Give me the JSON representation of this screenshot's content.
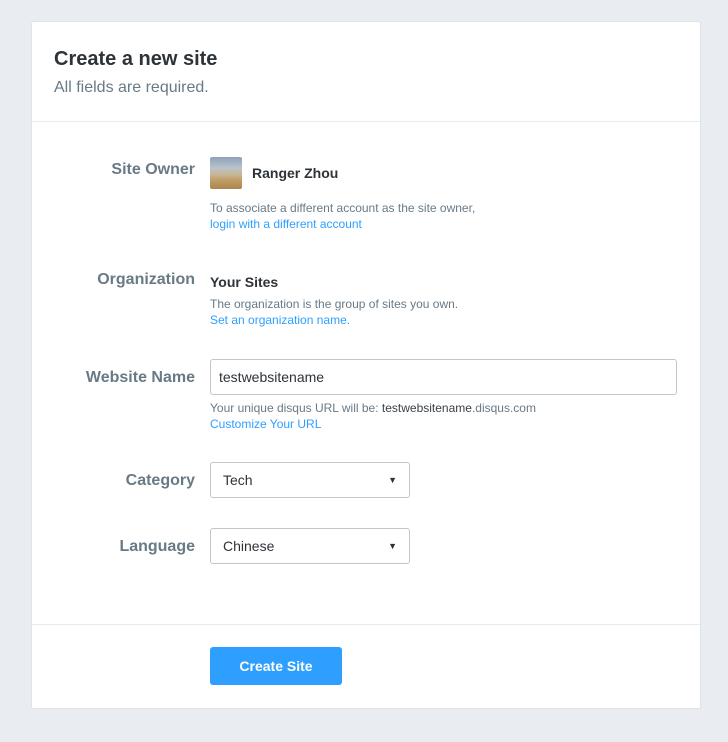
{
  "header": {
    "title": "Create a new site",
    "subtitle": "All fields are required."
  },
  "owner": {
    "label": "Site Owner",
    "name": "Ranger Zhou",
    "help": "To associate a different account as the site owner,",
    "link": "login with a different account"
  },
  "organization": {
    "label": "Organization",
    "name": "Your Sites",
    "help": "The organization is the group of sites you own.",
    "link": "Set an organization name."
  },
  "website": {
    "label": "Website Name",
    "value": "testwebsitename",
    "help_prefix": "Your unique disqus URL will be: ",
    "url_name": "testwebsitename",
    "url_suffix": ".disqus.com",
    "link": "Customize Your URL"
  },
  "category": {
    "label": "Category",
    "selected": "Tech"
  },
  "language": {
    "label": "Language",
    "selected": "Chinese"
  },
  "actions": {
    "submit_label": "Create Site"
  },
  "colors": {
    "accent": "#2e9fff",
    "background": "#e9edf1",
    "label": "#687a86"
  },
  "icons": {
    "select_caret": "caret-down-icon"
  }
}
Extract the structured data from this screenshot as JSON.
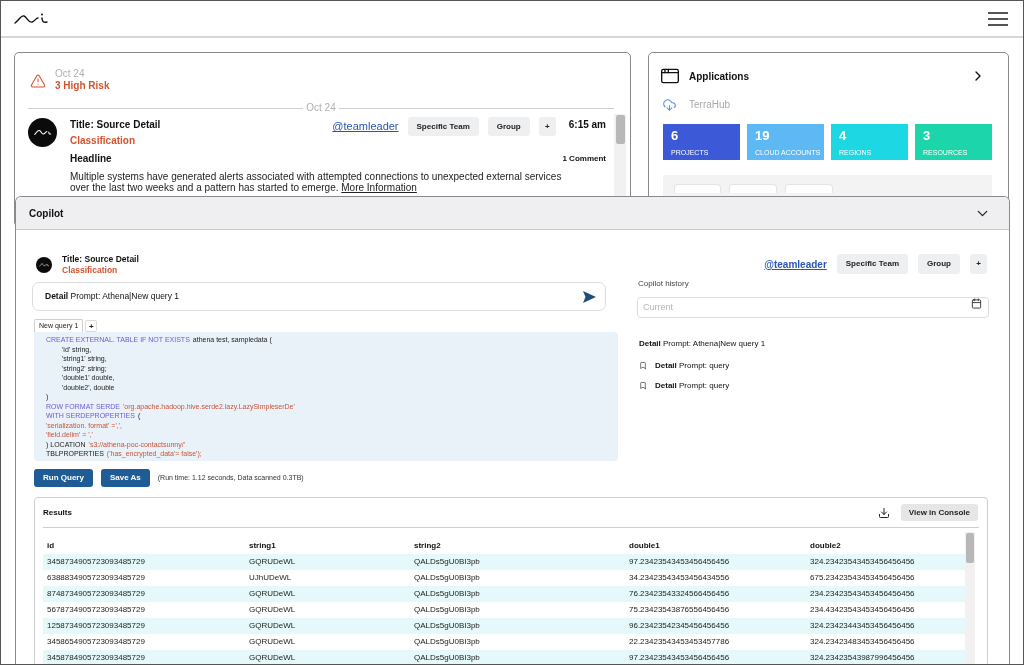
{
  "alerts": {
    "date": "Oct 24",
    "risk": "3 High Risk",
    "divider_date": "Oct 24",
    "item": {
      "title": "Title: Source Detail",
      "classification": "Classification",
      "mention": "@teamleader",
      "tags": [
        "Specific Team",
        "Group"
      ],
      "add": "+",
      "time": "6:15 am",
      "headline": "Headline",
      "comments": "1 Comment",
      "body": "Multiple systems have generated alerts associated with attempted connections to unexpected external services over the last two weeks and a pattern has started to emerge.",
      "link": "More Information"
    }
  },
  "applications": {
    "title": "Applications",
    "source": "TerraHub",
    "stats": [
      {
        "value": "6",
        "label": "PROJECTS",
        "color": "#3c5ad7"
      },
      {
        "value": "19",
        "label": "CLOUD ACCOUNTS",
        "color": "#5db8f3"
      },
      {
        "value": "4",
        "label": "REGIONS",
        "color": "#1dd8e2"
      },
      {
        "value": "3",
        "label": "RESOURCES",
        "color": "#1dd5aa"
      }
    ]
  },
  "copilot": {
    "title": "Copilot",
    "expanded": true,
    "item": {
      "title": "Title: Source Detail",
      "classification": "Classification",
      "mention": "@teamleader",
      "tags": [
        "Specific Team",
        "Group"
      ],
      "add": "+"
    },
    "prompt": {
      "value": "**Detail** Prompt: Athena|New query 1"
    },
    "editor": {
      "tabs": [
        {
          "label": "New query 1",
          "selected": true
        }
      ],
      "add_tab": "+",
      "code_lines": [
        {
          "indented": false,
          "tokens": [
            {
              "kind": "keyword",
              "text": "CREATE EXTERNAL. TABLE IF NOT EXISTS"
            },
            {
              "kind": "plain",
              "text": "athena test, sampledata ("
            }
          ]
        },
        {
          "indented": true,
          "tokens": [
            {
              "kind": "plain",
              "text": "'id' string,"
            }
          ]
        },
        {
          "indented": true,
          "tokens": [
            {
              "kind": "plain",
              "text": "'string1' string,"
            }
          ]
        },
        {
          "indented": true,
          "tokens": [
            {
              "kind": "plain",
              "text": "'string2' string;"
            }
          ]
        },
        {
          "indented": true,
          "tokens": [
            {
              "kind": "plain",
              "text": "'double1' double,"
            }
          ]
        },
        {
          "indented": true,
          "tokens": [
            {
              "kind": "plain",
              "text": "'double2', double"
            }
          ]
        },
        {
          "indented": false,
          "tokens": [
            {
              "kind": "plain",
              "text": ")"
            }
          ]
        },
        {
          "indented": false,
          "tokens": [
            {
              "kind": "keyword",
              "text": "ROW FORMAT SERDE"
            },
            {
              "kind": "string",
              "text": "'org.apache.hadoop.hive.serde2.lazy.LazySimpleserDe'"
            }
          ]
        },
        {
          "indented": false,
          "tokens": [
            {
              "kind": "keyword",
              "text": "WITH SERDEPROPERTIES"
            },
            {
              "kind": "plain",
              "text": "("
            }
          ]
        },
        {
          "indented": false,
          "tokens": [
            {
              "kind": "string",
              "text": "'serialization. format' =',',"
            }
          ]
        },
        {
          "indented": false,
          "tokens": [
            {
              "kind": "string",
              "text": "'field.delim' = ','"
            }
          ]
        },
        {
          "indented": false,
          "tokens": [
            {
              "kind": "plain",
              "text": ") LOCATION"
            },
            {
              "kind": "string",
              "text": "'s3://athena-poc-contactsunny/'"
            }
          ]
        },
        {
          "indented": false,
          "tokens": [
            {
              "kind": "plain",
              "text": "TBLPROPERTIES"
            },
            {
              "kind": "string",
              "text": "('has_encrypted_data'= false');"
            }
          ]
        }
      ]
    },
    "actions": [
      "Run Query",
      "Save As"
    ],
    "run_info": "(Run time: 1.12 seconds, Data scanned 0.3TB)",
    "history": {
      "label": "Copilot history",
      "placeholder": "Current",
      "current": "**Detail** Prompt: Athena|New query 1",
      "items": [
        "**Detail** Prompt: query",
        "**Detail** Prompt: query"
      ]
    },
    "results": {
      "title": "Results",
      "action": "View in Console",
      "table": {
        "columns": [
          "id",
          "string1",
          "string2",
          "double1",
          "double2"
        ],
        "rows": [
          [
            "3458734905723093485729",
            "GQRUDeWL",
            "QALDs5gU0BI3pb",
            "97.23423543453456456456",
            "324.23423543453456456456"
          ],
          [
            "6388834905723093485729",
            "UJhUDeWL",
            "QALDs5gU0BI3pb",
            "34.23423543453456434556",
            "675.23423543453456456456"
          ],
          [
            "8748734905723093485729",
            "GQRUDeWL",
            "QALDs5gU0BI3pb",
            "76.23423543324566456456",
            "234.23423543453456456456"
          ],
          [
            "5678734905723093485729",
            "GQRUDeWL",
            "QALDs5gU0BI3pb",
            "75.23423543876556456456",
            "234.43423543453456456456"
          ],
          [
            "1258734905723093485729",
            "GQRUDeWL",
            "QALDs5gU0BI3pb",
            "96.23423542345456456456",
            "324.23423443453456456456"
          ],
          [
            "3458654905723093485729",
            "GQRUDeWL",
            "QALDs5gU0BI3pb",
            "22.23423543453453457786",
            "324.23423483453456456456"
          ],
          [
            "3458784905723093485729",
            "GQRUDeWL",
            "QALDs5gU0BI3pb",
            "97.23423543453456456456",
            "324.23423543987996456456"
          ]
        ]
      }
    }
  }
}
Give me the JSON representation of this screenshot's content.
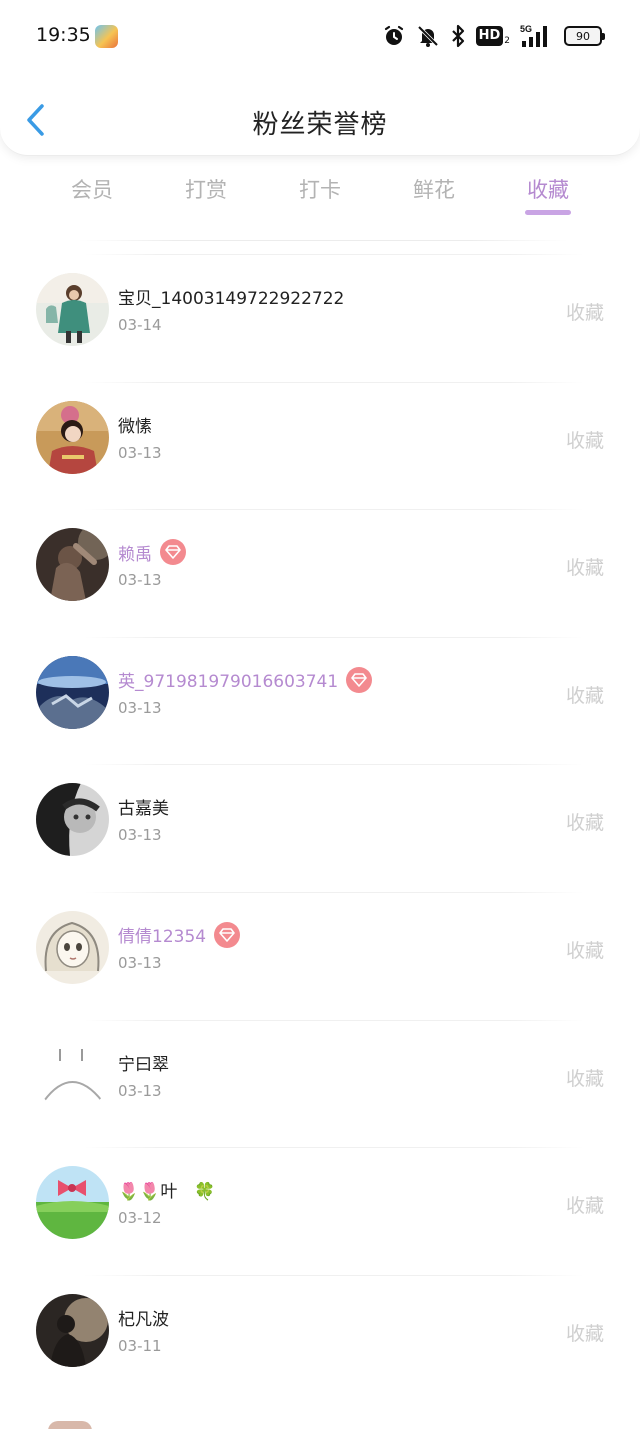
{
  "status_bar": {
    "time": "19:35",
    "icons": [
      "app-icon",
      "alarm-icon",
      "mute-bell-icon",
      "bluetooth-icon",
      "hd-icon",
      "5g-signal-icon",
      "battery-icon"
    ],
    "hd_label": "HD",
    "hd_sub": "2",
    "network": "5G",
    "battery": "90"
  },
  "nav": {
    "back_icon": "chevron-left-icon",
    "title": "粉丝荣誉榜",
    "accent_color": "#3a9be5"
  },
  "tabs": [
    {
      "label": "会员",
      "active": false
    },
    {
      "label": "打赏",
      "active": false
    },
    {
      "label": "打卡",
      "active": false
    },
    {
      "label": "鲜花",
      "active": false
    },
    {
      "label": "收藏",
      "active": true
    }
  ],
  "colors": {
    "active_tab": "#b58ad0",
    "vip_name": "#b58ad0",
    "vip_badge": "#f38a8f",
    "muted_text": "#9a9a9a",
    "action_text": "#cfcfcf"
  },
  "rows": [
    {
      "name": "宝贝_14003149722922722",
      "date": "03-14",
      "vip": false,
      "action": "收藏",
      "avatar": "girl-green-coat-avatar"
    },
    {
      "name": "微愫",
      "date": "03-13",
      "vip": false,
      "action": "收藏",
      "avatar": "kimono-girl-avatar"
    },
    {
      "name": "赖禹",
      "date": "03-13",
      "vip": true,
      "badge_icon": "diamond-icon",
      "action": "收藏",
      "avatar": "dark-portrait-avatar"
    },
    {
      "name": "英_97198197901660374​1",
      "date": "03-13",
      "vip": true,
      "badge_icon": "diamond-icon",
      "action": "收藏",
      "avatar": "sea-rock-avatar"
    },
    {
      "name": "古嘉美",
      "date": "03-13",
      "vip": false,
      "action": "收藏",
      "avatar": "bw-portrait-avatar"
    },
    {
      "name": "倩倩12354",
      "date": "03-13",
      "vip": true,
      "badge_icon": "diamond-icon",
      "action": "收藏",
      "avatar": "anime-sketch-avatar"
    },
    {
      "name": "宁曰翠",
      "date": "03-13",
      "vip": false,
      "action": "收藏",
      "avatar": "line-face-avatar"
    },
    {
      "name": "🌷🌷叶　🍀",
      "date": "03-12",
      "vip": false,
      "action": "收藏",
      "avatar": "bow-meadow-avatar"
    },
    {
      "name": "杞凡波",
      "date": "03-11",
      "vip": false,
      "action": "收藏",
      "avatar": "sunset-silhouette-avatar"
    }
  ]
}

◆ **THE TASK**:
Copy all lines of the listing above that contain the string "different".

◆ **IN RESPONSE**:
    "help": "To associate a different account as the site owner,",
    "link": "login with a different account"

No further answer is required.